• WORK TO COMPLETE: Pick out the lines in the listing below that contain the word "this" and copy them.

------------------------------------------------------------------------

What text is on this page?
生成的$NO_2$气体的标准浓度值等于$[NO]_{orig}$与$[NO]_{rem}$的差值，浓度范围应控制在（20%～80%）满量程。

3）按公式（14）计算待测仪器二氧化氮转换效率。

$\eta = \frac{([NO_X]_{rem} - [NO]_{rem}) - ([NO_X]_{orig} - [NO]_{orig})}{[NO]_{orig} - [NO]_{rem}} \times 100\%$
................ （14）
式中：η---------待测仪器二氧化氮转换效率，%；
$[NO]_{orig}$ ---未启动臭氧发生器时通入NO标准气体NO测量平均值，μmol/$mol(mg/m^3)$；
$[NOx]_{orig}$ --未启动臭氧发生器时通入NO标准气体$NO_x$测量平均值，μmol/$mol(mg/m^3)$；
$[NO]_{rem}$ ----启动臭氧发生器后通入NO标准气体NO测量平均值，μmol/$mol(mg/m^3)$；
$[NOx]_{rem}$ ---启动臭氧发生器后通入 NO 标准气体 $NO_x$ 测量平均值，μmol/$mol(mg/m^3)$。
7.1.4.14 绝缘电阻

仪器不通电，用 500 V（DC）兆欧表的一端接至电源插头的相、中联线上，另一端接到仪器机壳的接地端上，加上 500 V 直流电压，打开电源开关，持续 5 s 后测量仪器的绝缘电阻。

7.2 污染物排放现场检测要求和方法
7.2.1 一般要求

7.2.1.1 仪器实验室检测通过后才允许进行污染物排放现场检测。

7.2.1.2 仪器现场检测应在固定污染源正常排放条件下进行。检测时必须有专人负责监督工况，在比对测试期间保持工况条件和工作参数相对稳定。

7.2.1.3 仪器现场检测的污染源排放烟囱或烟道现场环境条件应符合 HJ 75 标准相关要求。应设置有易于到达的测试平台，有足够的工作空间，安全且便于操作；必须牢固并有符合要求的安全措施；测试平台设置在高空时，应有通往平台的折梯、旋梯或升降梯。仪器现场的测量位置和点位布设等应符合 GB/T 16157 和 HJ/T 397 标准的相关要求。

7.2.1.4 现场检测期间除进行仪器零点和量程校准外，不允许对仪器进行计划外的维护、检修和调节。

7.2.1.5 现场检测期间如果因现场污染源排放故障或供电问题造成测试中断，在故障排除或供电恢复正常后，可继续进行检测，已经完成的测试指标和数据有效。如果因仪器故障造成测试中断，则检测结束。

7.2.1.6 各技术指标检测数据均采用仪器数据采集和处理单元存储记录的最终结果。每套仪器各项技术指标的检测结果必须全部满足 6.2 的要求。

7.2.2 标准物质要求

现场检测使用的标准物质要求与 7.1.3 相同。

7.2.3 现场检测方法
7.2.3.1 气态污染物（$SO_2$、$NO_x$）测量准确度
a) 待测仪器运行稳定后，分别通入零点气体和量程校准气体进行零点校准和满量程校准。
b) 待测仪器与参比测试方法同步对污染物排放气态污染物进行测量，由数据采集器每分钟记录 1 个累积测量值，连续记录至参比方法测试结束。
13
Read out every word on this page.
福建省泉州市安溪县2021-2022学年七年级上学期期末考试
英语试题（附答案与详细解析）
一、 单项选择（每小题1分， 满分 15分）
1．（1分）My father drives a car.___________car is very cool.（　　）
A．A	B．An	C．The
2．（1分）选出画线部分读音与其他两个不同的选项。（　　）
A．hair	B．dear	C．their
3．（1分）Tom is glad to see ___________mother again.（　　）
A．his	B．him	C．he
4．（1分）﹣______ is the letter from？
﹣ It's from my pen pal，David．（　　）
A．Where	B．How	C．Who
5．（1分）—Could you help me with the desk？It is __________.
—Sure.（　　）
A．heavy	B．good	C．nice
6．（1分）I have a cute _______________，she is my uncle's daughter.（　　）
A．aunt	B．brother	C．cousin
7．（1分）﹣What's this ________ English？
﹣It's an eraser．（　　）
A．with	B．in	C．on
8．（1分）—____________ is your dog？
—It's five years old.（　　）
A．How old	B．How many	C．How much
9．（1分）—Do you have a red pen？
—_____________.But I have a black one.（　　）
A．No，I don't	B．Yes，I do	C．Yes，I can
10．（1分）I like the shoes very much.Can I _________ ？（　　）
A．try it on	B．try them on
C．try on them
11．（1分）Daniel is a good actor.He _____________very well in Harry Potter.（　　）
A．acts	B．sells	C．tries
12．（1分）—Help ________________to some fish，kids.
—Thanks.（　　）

------------------------------------------------------------------------

• WRITTEN REPLY:
What text is on this page?
Read out every word on this page.
7．（1分）﹣What's this ________ English？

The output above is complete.